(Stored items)

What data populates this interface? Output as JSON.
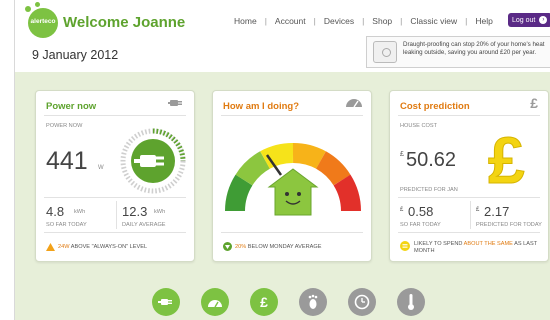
{
  "header": {
    "logo_text": "alerteco",
    "welcome": "Welcome Joanne",
    "date": "9 January 2012"
  },
  "nav": {
    "home": "Home",
    "account": "Account",
    "devices": "Devices",
    "shop": "Shop",
    "classic": "Classic view",
    "help": "Help",
    "logout": "Log out"
  },
  "tip": {
    "text": "Draught-proofing can stop 20% of your home's heat leaking outside, saving you around £20 per year."
  },
  "power_now": {
    "title": "Power now",
    "label": "POWER NOW",
    "value": "441",
    "unit": "W",
    "today_value": "4.8",
    "today_unit": "kWh",
    "today_label": "SO FAR TODAY",
    "avg_value": "12.3",
    "avg_unit": "kWh",
    "avg_label": "DAILY AVERAGE",
    "note_highlight": "24W",
    "note_rest": "ABOVE \"ALWAYS-ON\" LEVEL"
  },
  "how_am_i": {
    "title": "How am I doing?",
    "note_highlight": "20%",
    "note_rest": "BELOW MONDAY AVERAGE"
  },
  "cost": {
    "title": "Cost prediction",
    "label": "HOUSE COST",
    "currency": "£",
    "value": "50.62",
    "predicted_label": "PREDICTED FOR JAN",
    "so_far_currency": "£",
    "so_far_value": "0.58",
    "so_far_label": "SO FAR TODAY",
    "predicted_today_currency": "£",
    "predicted_today_value": "2.17",
    "predicted_today_label": "PREDICTED FOR TODAY",
    "note_pre": "LIKELY TO SPEND",
    "note_highlight": "ABOUT THE SAME",
    "note_post": "AS LAST MONTH"
  },
  "colors": {
    "brand_green": "#7dc242",
    "orange": "#e07b12",
    "logout_purple": "#5a2a86",
    "panel_bg": "#e7efd9"
  },
  "icons": {
    "card1": "plug-icon",
    "card2": "gauge-icon",
    "card3": "pound-icon",
    "bottom_nav": [
      "plug-icon",
      "gauge-icon",
      "pound-icon",
      "footprint-icon",
      "clock-icon",
      "thermometer-icon"
    ]
  }
}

**Exercise:** Find and copy every line in the entries above where the string "AVERAGE" occurs.

**Correct output:**
    "avg_label": "DAILY AVERAGE",
    "note_rest": "BELOW MONDAY AVERAGE"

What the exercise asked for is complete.